- _Challenge_
Check each line of the listing below for the string "Church", and copy the ones that have it.

(Stored items from a collection)
+ + +

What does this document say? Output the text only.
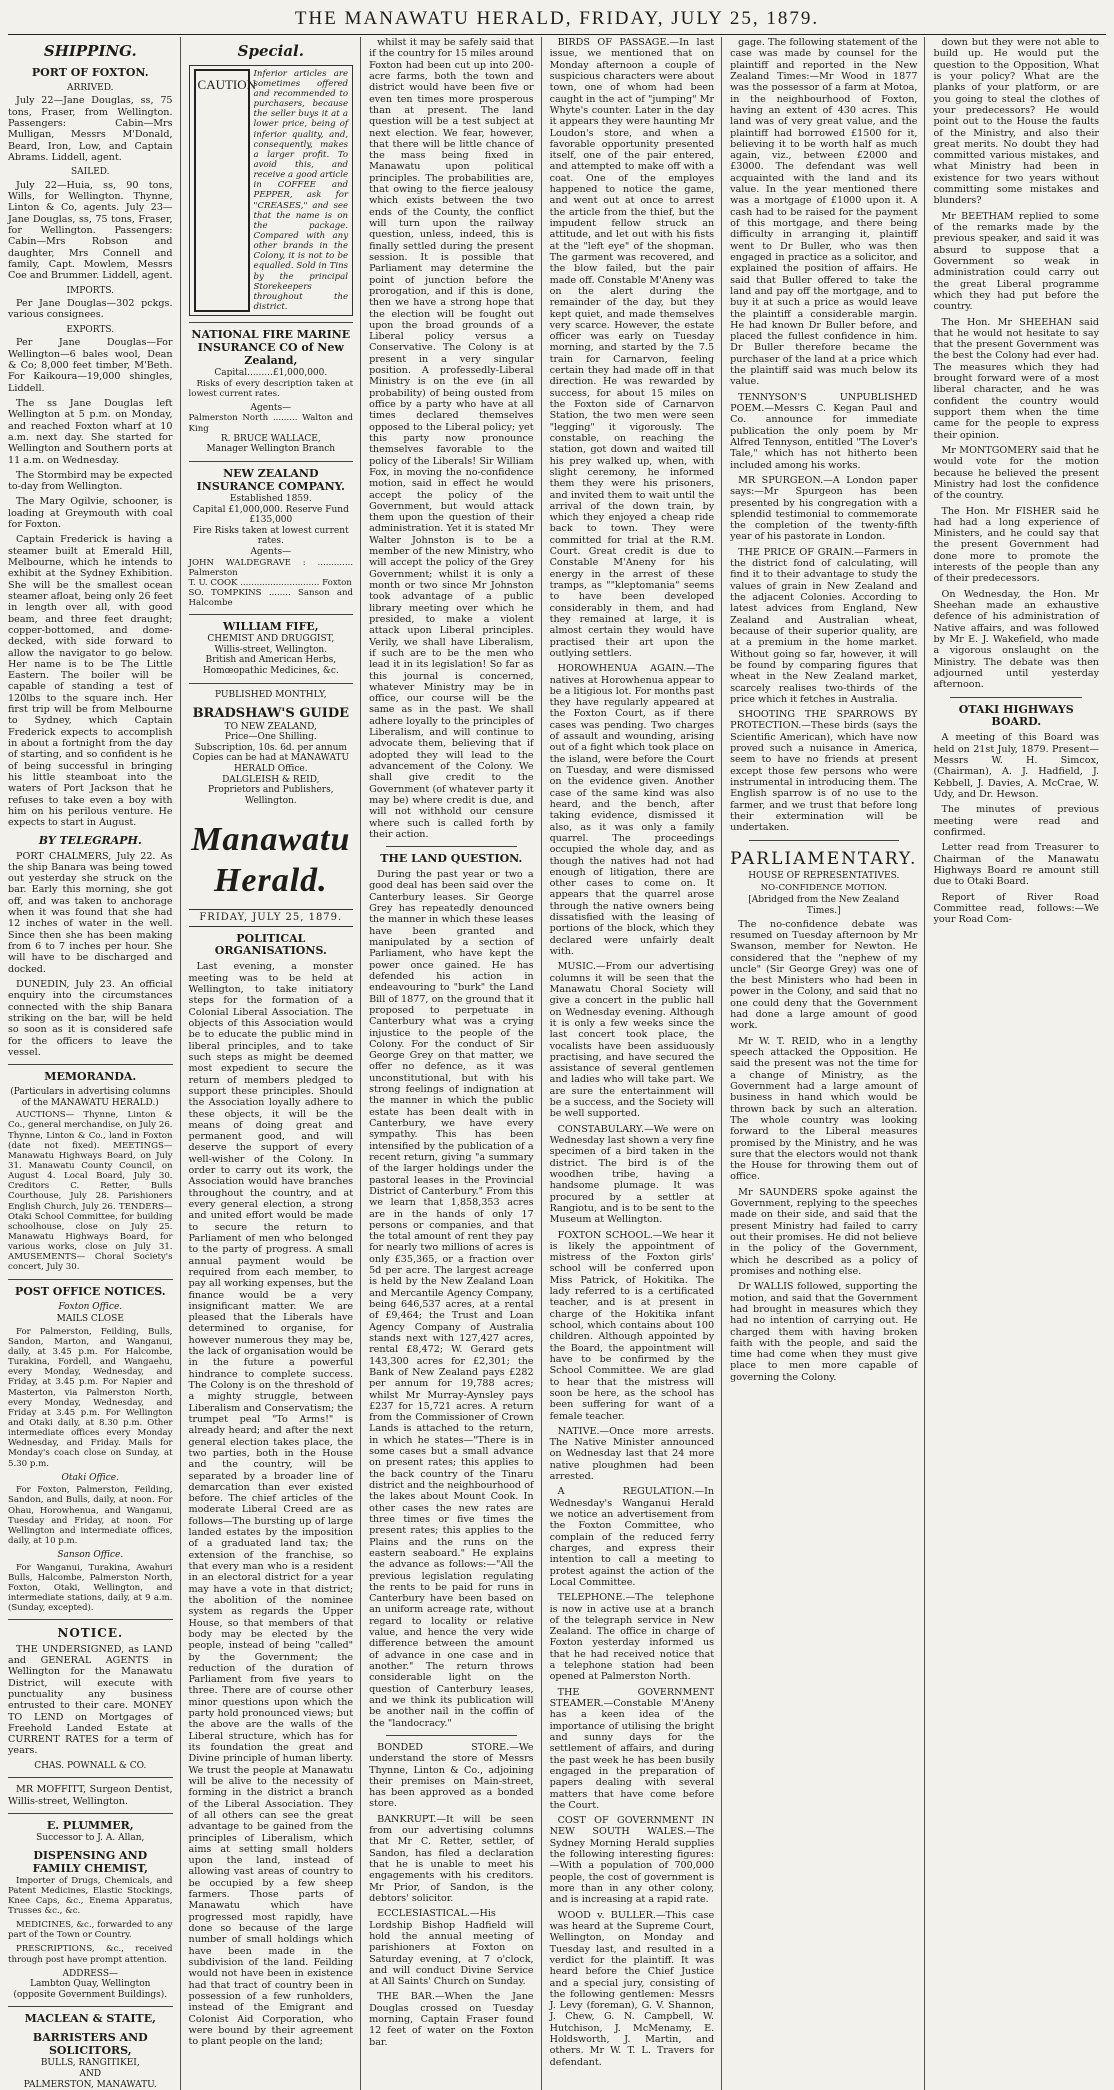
THE MANAWATU HERALD, FRIDAY, JULY 25, 1879.
SHIPPING.
PORT OF FOXTON.
ARRIVED.

July 22—Jane Douglas, ss, 75 tons, Fraser, from Wellington. Passengers: Cabin—Mrs Mulligan, Messrs M'Donald, Beard, Iron, Low, and Captain Abrams. Liddell, agent.

SAILED.

July 22—Huia, ss, 90 tons, Wills, for Wellington. Thynne, Linton & Co, agents. July 23—Jane Douglas, ss, 75 tons, Fraser, for Wellington. Passengers: Cabin—Mrs Robson and daughter, Mrs Connell and family, Capt. Mowlem, Messrs Coe and Brummer. Liddell, agent.

IMPORTS.

Per Jane Douglas—302 pckgs. various consignees.

EXPORTS.

Per Jane Douglas—For Wellington—6 bales wool, Dean & Co; 8,000 feet timber, M'Beth. For Kaikoura—19,000 shingles, Liddell.

The ss Jane Douglas left Wellington at 5 p.m. on Monday, and reached Foxton wharf at 10 a.m. next day. She started for Wellington and Southern ports at 11 a.m. on Wednesday.

The Stormbird may be expected to-day from Wellington.

The Mary Ogilvie, schooner, is loading at Greymouth with coal for Foxton.

Captain Frederick is having a steamer built at Emerald Hill, Melbourne, which he intends to exhibit at the Sydney Exhibition. She will be the smallest ocean steamer afloat, being only 26 feet in length over all, with good beam, and three feet draught; copper-bottomed, and dome-decked, with side forward to allow the navigator to go below. Her name is to be The Little Eastern. The boiler will be capable of standing a test of 120lbs to the square inch. Her first trip will be from Melbourne to Sydney, which Captain Frederick expects to accomplish in about a fortnight from the day of starting, and so confident is he of being successful in bringing his little steamboat into the waters of Port Jackson that he refuses to take even a boy with him on his perilous venture. He expects to start in August.

BY TELEGRAPH.

PORT CHALMERS, July 22. As the ship Banara was being towed out yesterday she struck on the bar. Early this morning, she got off, and was taken to anchorage when it was found that she had 12 inches of water in the well. Since then she has been making from 6 to 7 inches per hour. She will have to be discharged and docked.

DUNEDIN, July 23. An official enquiry into the circumstances connected with the ship Banara striking on the bar, will be held so soon as it is considered safe for the officers to leave the vessel.

MEMORANDA.
(Particulars in advertising columns of the MANAWATU HERALD.)

AUCTIONS— Thynne, Linton & Co., general merchandise, on July 26. Thynne, Linton & Co., land in Foxton (date not fixed). MEETINGS— Manawatu Highways Board, on July 31. Manawatu County Council, on August 4. Local Board, July 30. Creditors C. Retter, Bulls Courthouse, July 28. Parishioners English Church, July 26. TENDERS— Otaki School Committee, for building schoolhouse, close on July 25. Manawatu Highways Board, for various works, close on July 31. AMUSEMENTS— Choral Society's concert, July 30.

POST OFFICE NOTICES.
Foxton Office.
MAILS CLOSE

For Palmerston, Feilding, Bulls, Sandon, Marton, and Wanganui, daily, at 3.45 p.m. For Halcombe, Turakina, Fordell, and Wangaehu, every Monday, Wednesday, and Friday, at 3.45 p.m. For Napier and Masterton, via Palmerston North, every Monday, Wednesday, and Friday at 3.45 p.m. For Wellington and Otaki daily, at 8.30 p.m. Other intermediate offices every Monday Wednesday, and Friday. Mails for Monday's coach close on Sunday, at 5.30 p.m.

Otaki Office.

For Foxton, Palmerston, Feilding, Sandon, and Bulls, daily, at noon. For Ohau, Horowhenua, and Wanganui, Tuesday and Friday, at noon. For Wellington and intermediate offices, daily, at 10 p.m.

Sanson Office.

For Wanganui, Turakina, Awahuri Bulls, Halcombe, Palmerston North, Foxton, Otaki, Wellington, and intermediate stations, daily, at 9 a.m. (Sunday, excepted).

NOTICE.

THE UNDERSIGNED, as LAND and GENERAL AGENTS in Wellington for the Manawatu District, will execute with punctuality any business entrusted to their care. MONEY TO LEND on Mortgages of Freehold Landed Estate at CURRENT RATES for a term of years.

CHAS. POWNALL & CO.

MR MOFFITT, Surgeon Dentist, Willis-street, Wellington.

E. PLUMMER,
Successor to J. A. Allan,
DISPENSING AND FAMILY CHEMIST,

Importer of Drugs, Chemicals, and Patent Medicines, Elastic Stockings, Knee Caps, &c., Enema Apparatus, Trusses &c., &c.

MEDICINES, &c., forwarded to any part of the Town or Country.

PRESCRIPTIONS, &c., received through post have prompt attention.

ADDRESS—
Lambton Quay, Wellington (opposite Government Buildings).
MACLEAN & STAITE,
BARRISTERS AND SOLICITORS,
BULLS, RANGITIKEI,
AND
PALMERSTON, MANAWATU.
Special.
CAUTION
Inferior articles are sometimes offered and recommended to purchasers, because the seller buys it at a lower price, being of inferior quality, and, consequently, makes a larger profit. To avoid this, and receive a good article in COFFEE and PEPPER, ask for "CREASES," and see that the name is on the package. Compared with any other brands in the Colony, it is not to be equalled. Sold in Tins by the principal Storekeepers throughout the district.
NATIONAL FIRE MARINE INSURANCE CO of New Zealand,
Capital.........£1,000,000.

Risks of every description taken at lowest current rates.

Agents—
Palmerston North ......... Walton and King
R. BRUCE WALLACE,
Manager Wellington Branch
NEW ZEALAND INSURANCE COMPANY.
Established 1859.
Capital £1,000,000. Reserve Fund £135,000
Fire Risks taken at lowest current rates.
Agents—
JOHN WALDEGRAVE : ............. Palmerston
T. U. COOK ............................. Foxton
SO. TOMPKINS ........ Sanson and Halcombe
WILLIAM FIFE,
CHEMIST AND DRUGGIST,
Willis-street, Wellington.
British and American Herbs, Homœopathic Medicines, &c.
PUBLISHED MONTHLY,
BRADSHAW'S GUIDE
TO NEW ZEALAND,
Price—One Shilling.
Subscription, 10s. 6d. per annum
Copies can be had at MANAWATU HERALD Office.
DALGLEISH & REID,
Proprietors and Publishers, Wellington.
Manawatu Herald.
FRIDAY, JULY 25, 1879.
POLITICAL ORGANISATIONS.

Last evening, a monster meeting was to be held at Wellington, to take initiatory steps for the formation of a Colonial Liberal Association. The objects of this Association would be to educate the public mind in liberal principles, and to take such steps as might be deemed most expedient to secure the return of members pledged to support these principles. Should the Association loyally adhere to these objects, it will be the means of doing great and permanent good, and will deserve the support of every well-wisher of the Colony. In order to carry out its work, the Association would have branches throughout the country, and at every general election, a strong and united effort would be made to secure the return to Parliament of men who belonged to the party of progress. A small annual payment would be required from each member, to pay all working expenses, but the finance would be a very insignificant matter. We are pleased that the Liberals have determined to organise, for however numerous they may be, the lack of organisation would be in the future a powerful hindrance to complete success. The Colony is on the threshold of a mighty struggle, between Liberalism and Conservatism; the trumpet peal "To Arms!" is already heard; and after the next general election takes place, the two parties, both in the House and the country, will be separated by a broader line of demarcation than ever existed before. The chief articles of the moderate Liberal Creed are as follows—The bursting up of large landed estates by the imposition of a graduated land tax; the extension of the franchise, so that every man who is a resident in an electoral district for a year may have a vote in that district; the abolition of the nominee system as regards the Upper House, so that members of that body may be elected by the people, instead of being "called" by the Government; the reduction of the duration of Parliament from five years to three. There are of course other minor questions upon which the party hold pronounced views; but the above are the walls of the Liberal structure, which has for its foundation the great and Divine principle of human liberty. We trust the people at Manawatu will be alive to the necessity of forming in the district a branch of the Liberal Association. They of all others can see the great advantage to be gained from the principles of Liberalism, which aims at setting small holders upon the land, instead of allowing vast areas of country to be occupied by a few sheep farmers. Those parts of Manawatu which have progressed most rapidly, have done so because of the large number of small holdings which have been made in the subdivision of the land. Feilding would not have been in existence had that tract of country been in possession of a few runholders, instead of the Emigrant and Colonist Aid Corporation, who were bound by their agreement to plant people on the land;

whilst it may be safely said that if the country for 15 miles around Foxton had been cut up into 200-acre farms, both the town and district would have been five or even ten times more prosperous than at present. The land question will be a test subject at next election. We fear, however, that there will be little chance of the mass being fixed in Manawatu upon political principles. The probabilities are, that owing to the fierce jealousy which exists between the two ends of the County, the conflict will turn upon the railway question, unless, indeed, this is finally settled during the present session. It is possible that Parliament may determine the point of junction before the prorogation, and if this is done, then we have a strong hope that the election will be fought out upon the broad grounds of a Liberal policy versus a Conservative. The Colony is at present in a very singular position. A professedly-Liberal Ministry is on the eve (in all probability) of being ousted from office by a party who have at all times declared themselves opposed to the Liberal policy; yet this party now pronounce themselves favorable to the policy of the Liberals! Sir William Fox, in moving the no-confidence motion, said in effect he would accept the policy of the Government, but would attack them upon the question of their administration. Yet it is stated Mr Walter Johnston is to be a member of the new Ministry, who will accept the policy of the Grey Government; whilst it is only a month or two since Mr Johnston took advantage of a public library meeting over which he presided, to make a violent attack upon Liberal principles. Verily, we shall have Liberalism, if such are to be the men who lead it in its legislation! So far as this journal is concerned, whatever Ministry may be in office, our course will be the same as in the past. We shall adhere loyally to the principles of Liberalism, and will continue to advocate them, believing that if adopted they will lead to the advancement of the Colony. We shall give credit to the Government (of whatever party it may be) where credit is due, and will not withhold our censure where such is called forth by their action.

THE LAND QUESTION.

During the past year or two a good deal has been said over the Canterbury leases. Sir George Grey has repeatedly denounced the manner in which these leases have been granted and manipulated by a section of Parliament, who have kept the power once gained. He has defended his action in endeavouring to "burk" the Land Bill of 1877, on the ground that it proposed to perpetuate in Canterbury what was a crying injustice to the people of the Colony. For the conduct of Sir George Grey on that matter, we offer no defence, as it was unconstitutional, but with his strong feelings of indignation at the manner in which the public estate has been dealt with in Canterbury, we have every sympathy. This has been intensified by the publication of a recent return, giving "a summary of the larger holdings under the pastoral leases in the Provincial District of Canterbury." From this we learn that 1,858,353 acres are in the hands of only 17 persons or companies, and that the total amount of rent they pay for nearly two millions of acres is only £35,365, or a fraction over 5d per acre. The largest acreage is held by the New Zealand Loan and Mercantile Agency Company, being 646,537 acres, at a rental of £9,464; the Trust and Loan Agency Company of Australia stands next with 127,427 acres, rental £8,472; W. Gerard gets 143,300 acres for £2,301; the Bank of New Zealand pays £282 per annum for 19,788 acres; whilst Mr Murray-Aynsley pays £237 for 15,721 acres. A return from the Commissioner of Crown Lands is attached to the return, in which he states—"There is in some cases but a small advance on present rates; this applies to the back country of the Tinaru district and the neighbourhood of the lakes about Mount Cook. In other cases the new rates are three times or five times the present rates; this applies to the Plains and the runs on the eastern seaboard." He explains the advance as follows:—"All the previous legislation regulating the rents to be paid for runs in Canterbury have been based on an uniform acreage rate, without regard to locality or relative value, and hence the very wide difference between the amount of advance in one case and in another." The return throws considerable light on the question of Canterbury leases, and we think its publication will be another nail in the coffin of the "landocracy."

BONDED STORE.—We understand the store of Messrs Thynne, Linton & Co., adjoining their premises on Main-street, has been approved as a bonded store.

BANKRUPT.—It will be seen from our advertising columns that Mr C. Retter, settler, of Sandon, has filed a declaration that he is unable to meet his engagements with his creditors. Mr Prior, of Sandon, is the debtors' solicitor.

ECCLESIASTICAL.—His Lordship Bishop Hadfield will hold the annual meeting of parishioners at Foxton on Saturday evening, at 7 o'clock, and will conduct Divine Service at All Saints' Church on Sunday.

THE BAR.—When the Jane Douglas crossed on Tuesday morning, Captain Fraser found 12 feet of water on the Foxton bar.

BIRDS OF PASSAGE.—In last issue, we mentioned that on Monday afternoon a couple of suspicious characters were about town, one of whom had been caught in the act of "jumping" Mr Whyte's counter. Later in the day it appears they were haunting Mr Loudon's store, and when a favorable opportunity presented itself, one of the pair entered, and attempted to make off with a coat. One of the employes happened to notice the game, and went out at once to arrest the article from the thief, but the impudent fellow struck an attitude, and let out with his fists at the "left eye" of the shopman. The garment was recovered, and the blow failed, but the pair made off. Constable M'Aneny was on the alert during the remainder of the day, but they kept quiet, and made themselves very scarce. However, the estate officer was early on Tuesday morning, and started by the 7.5 train for Carnarvon, feeling certain they had made off in that direction. He was rewarded by success, for about 15 miles on the Foxton side of Carnarvon Station, the two men were seen "legging" it vigorously. The constable, on reaching the station, got down and waited till his prey walked up, when, with slight ceremony, he informed them they were his prisoners, and invited them to wait until the arrival of the down train, by which they enjoyed a cheap ride back to town. They were committed for trial at the R.M. Court. Great credit is due to Constable M'Aneny for his energy in the arrest of these tramps, as ""kleptomania" seems to have been developed considerably in them, and had they remained at large, it is almost certain they would have practised their art upon the outlying settlers.

HOROWHENUA AGAIN.—The natives at Horowhenua appear to be a litigious lot. For months past they have regularly appeared at the Foxton Court, as if there cases was pending. Two charges of assault and wounding, arising out of a fight which took place on the island, were before the Court on Tuesday, and were dismissed on the evidence given. Another case of the same kind was also heard, and the bench, after taking evidence, dismissed it also, as it was only a family quarrel. The proceedings occupied the whole day, and as though the natives had not had enough of litigation, there are other cases to come on. It appears that the quarrel arose through the native owners being dissatisfied with the leasing of portions of the block, which they declared were unfairly dealt with.

MUSIC.—From our advertising columns it will be seen that the Manawatu Choral Society will give a concert in the public hall on Wednesday evening. Although it is only a few weeks since the last concert took place, the vocalists have been assiduously practising, and have secured the assistance of several gentlemen and ladies who will take part. We are sure the entertainment will be a success, and the Society will be well supported.

CONSTABULARY.—We were on Wednesday last shown a very fine specimen of a bird taken in the district. The bird is of the woodhen tribe, having a handsome plumage. It was procured by a settler at Rangiotu, and is to be sent to the Museum at Wellington.

FOXTON SCHOOL.—We hear it is likely the appointment of mistress of the Foxton girls' school will be conferred upon Miss Patrick, of Hokitika. The lady referred to is a certificated teacher, and is at present in charge of the Hokitika infant school, which contains about 100 children. Although appointed by the Board, the appointment will have to be confirmed by the School Committee. We are glad to hear that the mistress will soon be here, as the school has been suffering for want of a female teacher.

NATIVE.—Once more arrests. The Native Minister announced on Wednesday last that 24 more native ploughmen had been arrested.

A REGULATION.—In Wednesday's Wanganui Herald we notice an advertisement from the Foxton Committee, who complain of the reduced ferry charges, and express their intention to call a meeting to protest against the action of the Local Committee.

TELEPHONE.—The telephone is now in active use at a branch of the telegraph service in New Zealand. The office in charge of Foxton yesterday informed us that he had received notice that a telephone station had been opened at Palmerston North.

THE GOVERNMENT STEAMER.—Constable M'Aneny has a keen idea of the importance of utilising the bright and sunny days for the settlement of affairs, and during the past week he has been busily engaged in the preparation of papers dealing with several matters that have come before the Court.

COST OF GOVERNMENT IN NEW SOUTH WALES.—The Sydney Morning Herald supplies the following interesting figures:—With a population of 700,000 people, the cost of government is more than in any other colony, and is increasing at a rapid rate.

WOOD v. BULLER.—This case was heard at the Supreme Court, Wellington, on Monday and Tuesday last, and resulted in a verdict for the plaintiff. It was heard before the Chief Justice and a special jury, consisting of the following gentlemen: Messrs J. Levy (foreman), G. V. Shannon, J. Chew, G. N. Campbell, W. Hutchison, J. McMenamy, E. Holdsworth, J. Martin, and others. Mr W. T. L. Travers for defendant.

gage. The following statement of the case was made by counsel for the plaintiff and reported in the New Zealand Times:—Mr Wood in 1877 was the possessor of a farm at Motoa, in the neighbourhood of Foxton, having an extent of 430 acres. This land was of very great value, and the plaintiff had borrowed £1500 for it, believing it to be worth half as much again, viz., between £2000 and £3000. The defendant was well acquainted with the land and its value. In the year mentioned there was a mortgage of £1000 upon it. A cash had to be raised for the payment of this mortgage, and there being difficulty in arranging it, plaintiff went to Dr Buller, who was then engaged in practice as a solicitor, and explained the position of affairs. He said that Buller offered to take the land and pay off the mortgage, and to buy it at such a price as would leave the plaintiff a considerable margin. He had known Dr Buller before, and placed the fullest confidence in him. Dr Buller therefore became the purchaser of the land at a price which the plaintiff said was much below its value.

TENNYSON'S UNPUBLISHED POEM.—Messrs C. Kegan Paul and Co. announce for immediate publication the only poem by Mr Alfred Tennyson, entitled "The Lover's Tale," which has not hitherto been included among his works.

MR SPURGEON.—A London paper says:—Mr Spurgeon has been presented by his congregation with a splendid testimonial to commemorate the completion of the twenty-fifth year of his pastorate in London.

THE PRICE OF GRAIN.—Farmers in the district fond of calculating, will find it to their advantage to study the values of grain in New Zealand and the adjacent Colonies. According to latest advices from England, New Zealand and Australian wheat, because of their superior quality, are at a premium in the home market. Without going so far, however, it will be found by comparing figures that wheat in the New Zealand market, scarcely realises two-thirds of the price which it fetches in Australia.

SHOOTING THE SPARROWS BY PROTECTION.—These birds (says the Scientific American), which have now proved such a nuisance in America, seem to have no friends at present except those few persons who were instrumental in introducing them. The English sparrow is of no use to the farmer, and we trust that before long their extermination will be undertaken.

PARLIAMENTARY.
HOUSE OF REPRESENTATIVES.
NO-CONFIDENCE MOTION.
[Abridged from the New Zealand Times.]

The no-confidence debate was resumed on Tuesday afternoon by Mr Swanson, member for Newton. He considered that the "nephew of my uncle" (Sir George Grey) was one of the best Ministers who had been in power in the Colony, and said that no one could deny that the Government had done a large amount of good work.

Mr W. T. REID, who in a lengthy speech attacked the Opposition. He said the present was not the time for a change of Ministry, as the Government had a large amount of business in hand which would be thrown back by such an alteration. The whole country was looking forward to the Liberal measures promised by the Ministry, and he was sure that the electors would not thank the House for throwing them out of office.

Mr SAUNDERS spoke against the Government, replying to the speeches made on their side, and said that the present Ministry had failed to carry out their promises. He did not believe in the policy of the Government, which he described as a policy of promises and nothing else.

Dr WALLIS followed, supporting the motion, and said that the Government had brought in measures which they had no intention of carrying out. He charged them with having broken faith with the people, and said the time had come when they must give place to men more capable of governing the Colony.

down but they were not able to build up. He would put the question to the Opposition, What is your policy? What are the planks of your platform, or are you going to steal the clothes of your predecessors? He would point out to the House the faults of the Ministry, and also their great merits. No doubt they had committed various mistakes, and what Ministry had been in existence for two years without committing some mistakes and blunders?

Mr BEETHAM replied to some of the remarks made by the previous speaker, and said it was absurd to suppose that a Government so weak in administration could carry out the great Liberal programme which they had put before the country.

The Hon. Mr SHEEHAN said that he would not hesitate to say that the present Government was the best the Colony had ever had. The measures which they had brought forward were of a most liberal character, and he was confident the country would support them when the time came for the people to express their opinion.

Mr MONTGOMERY said that he would vote for the motion because he believed the present Ministry had lost the confidence of the country.

The Hon. Mr FISHER said he had had a long experience of Ministers, and he could say that the present Government had done more to promote the interests of the people than any of their predecessors.

On Wednesday, the Hon. Mr Sheehan made an exhaustive defence of his administration of Native affairs, and was followed by Mr E. J. Wakefield, who made a vigorous onslaught on the Ministry. The debate was then adjourned until yesterday afternoon.

OTAKI HIGHWAYS BOARD.

A meeting of this Board was held on 21st July, 1879. Present—Messrs W. H. Simcox, (Chairman), A. J. Hadfield, J. Kebbell, J. Davies, A. McCrae, W. Udy, and Dr. Hewson.

The minutes of previous meeting were read and confirmed.

Letter read from Treasurer to Chairman of the Manawatu Highways Board re amount still due to Otaki Board.

Report of River Road Committee read, follows:—We your Road Com-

+ + +

- _Full solution_
AUCTIONS— Thynne, Linton & Co., general merchandise, on July 26. Thynne, Linton & Co., land in Foxton (date not fixed). MEETINGS— Manawatu Highways Board, on July 31. Manawatu County Council, on August 4. Local Board, July 30. Creditors C. Retter, Bulls Courthouse, July 28. Parishioners English Church, July 26. TENDERS— Otaki School Committee, for building schoolhouse, close on July 25. Manawatu Highways Board, for various works, close on July 31. AMUSEMENTS— Choral Society's concert, July 30.
ECCLESIASTICAL.—His Lordship Bishop Hadfield will hold the annual meeting of parishioners at Foxton on Saturday evening, at 7 o'clock, and will conduct Divine Service at All Saints' Church on Sunday.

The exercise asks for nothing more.